TASK DESCRIPTION
Your task is to count the lines of the entries below that include the word "Landesamt" and to give only the resulting number.

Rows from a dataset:
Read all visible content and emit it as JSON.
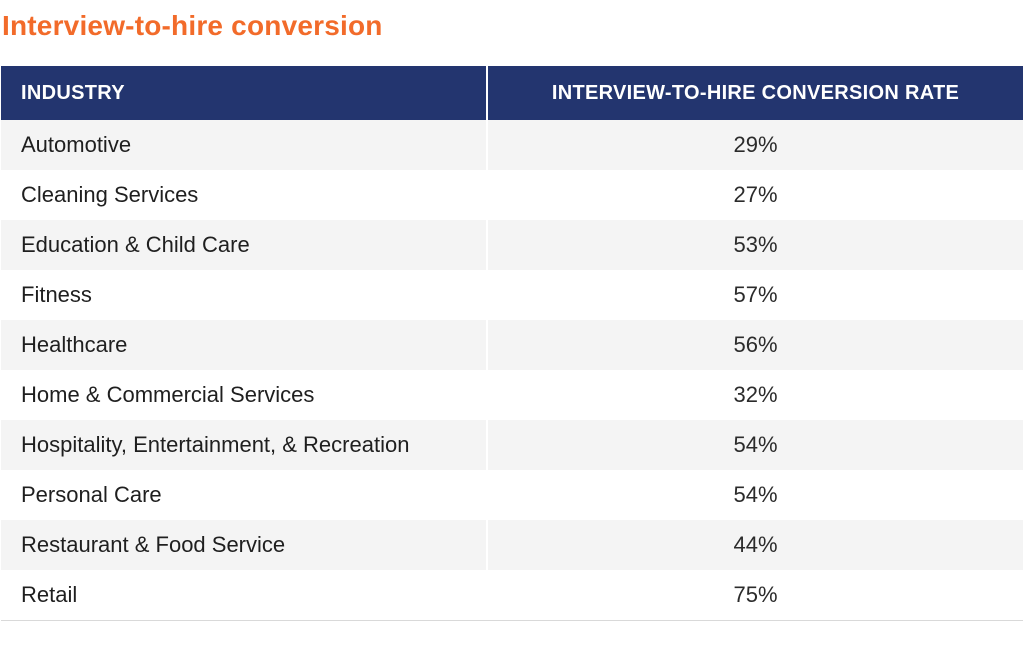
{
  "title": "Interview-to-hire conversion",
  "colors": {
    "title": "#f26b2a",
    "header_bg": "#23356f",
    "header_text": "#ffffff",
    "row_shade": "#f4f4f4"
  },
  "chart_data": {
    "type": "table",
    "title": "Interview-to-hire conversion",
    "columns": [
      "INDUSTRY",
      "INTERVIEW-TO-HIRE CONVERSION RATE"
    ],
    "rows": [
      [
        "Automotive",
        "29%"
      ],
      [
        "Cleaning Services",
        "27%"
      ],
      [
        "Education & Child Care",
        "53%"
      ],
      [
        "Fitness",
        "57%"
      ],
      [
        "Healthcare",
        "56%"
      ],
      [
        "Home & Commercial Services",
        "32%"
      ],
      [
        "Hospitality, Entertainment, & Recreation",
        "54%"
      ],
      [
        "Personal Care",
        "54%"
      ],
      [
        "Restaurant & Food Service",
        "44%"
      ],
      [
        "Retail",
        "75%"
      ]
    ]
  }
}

* * *

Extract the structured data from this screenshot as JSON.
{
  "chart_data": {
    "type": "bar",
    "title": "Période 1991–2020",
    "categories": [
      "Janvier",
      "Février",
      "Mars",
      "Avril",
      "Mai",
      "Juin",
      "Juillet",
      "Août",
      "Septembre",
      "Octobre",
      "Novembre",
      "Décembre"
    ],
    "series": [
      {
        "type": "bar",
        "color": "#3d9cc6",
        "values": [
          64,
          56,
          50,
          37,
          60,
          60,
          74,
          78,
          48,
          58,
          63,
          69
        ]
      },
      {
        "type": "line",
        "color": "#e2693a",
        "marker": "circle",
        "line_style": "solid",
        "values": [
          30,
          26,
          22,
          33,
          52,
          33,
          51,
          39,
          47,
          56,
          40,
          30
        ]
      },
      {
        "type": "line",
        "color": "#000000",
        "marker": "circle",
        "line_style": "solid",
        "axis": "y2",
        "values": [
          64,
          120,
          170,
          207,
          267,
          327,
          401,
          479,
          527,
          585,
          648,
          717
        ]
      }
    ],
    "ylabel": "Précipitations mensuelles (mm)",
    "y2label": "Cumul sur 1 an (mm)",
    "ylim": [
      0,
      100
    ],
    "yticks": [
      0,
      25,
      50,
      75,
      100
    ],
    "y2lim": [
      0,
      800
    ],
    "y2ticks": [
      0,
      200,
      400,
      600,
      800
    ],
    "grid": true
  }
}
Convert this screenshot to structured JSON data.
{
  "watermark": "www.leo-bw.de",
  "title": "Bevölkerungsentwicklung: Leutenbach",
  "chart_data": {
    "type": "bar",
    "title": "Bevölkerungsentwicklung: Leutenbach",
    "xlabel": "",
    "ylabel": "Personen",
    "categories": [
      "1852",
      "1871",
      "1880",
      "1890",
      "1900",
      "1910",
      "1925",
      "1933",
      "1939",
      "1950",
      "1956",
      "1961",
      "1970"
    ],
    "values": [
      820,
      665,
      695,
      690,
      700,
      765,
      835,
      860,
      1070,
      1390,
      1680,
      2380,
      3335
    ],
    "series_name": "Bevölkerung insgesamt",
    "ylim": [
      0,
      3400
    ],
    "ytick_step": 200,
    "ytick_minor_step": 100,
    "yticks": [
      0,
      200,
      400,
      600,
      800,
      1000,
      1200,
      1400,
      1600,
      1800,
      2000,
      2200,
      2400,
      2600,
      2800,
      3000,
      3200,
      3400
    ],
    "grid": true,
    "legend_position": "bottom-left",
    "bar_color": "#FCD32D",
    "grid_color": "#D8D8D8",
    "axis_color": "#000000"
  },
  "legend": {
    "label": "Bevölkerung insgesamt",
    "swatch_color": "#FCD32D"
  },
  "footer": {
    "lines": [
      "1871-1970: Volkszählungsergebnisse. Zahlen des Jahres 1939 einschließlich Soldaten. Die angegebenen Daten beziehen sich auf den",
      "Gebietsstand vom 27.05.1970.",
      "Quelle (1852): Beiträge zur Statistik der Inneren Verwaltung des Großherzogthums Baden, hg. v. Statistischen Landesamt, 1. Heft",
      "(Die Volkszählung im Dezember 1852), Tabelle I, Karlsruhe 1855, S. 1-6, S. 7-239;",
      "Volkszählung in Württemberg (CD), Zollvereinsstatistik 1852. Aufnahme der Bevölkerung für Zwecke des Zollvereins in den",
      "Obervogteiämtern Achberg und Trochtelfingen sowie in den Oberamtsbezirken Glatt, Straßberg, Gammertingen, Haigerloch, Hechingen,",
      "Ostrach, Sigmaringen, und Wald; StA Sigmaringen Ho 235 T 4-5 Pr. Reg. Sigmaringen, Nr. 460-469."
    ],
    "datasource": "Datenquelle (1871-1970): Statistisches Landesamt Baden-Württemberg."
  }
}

EXERCISE ANSWER
2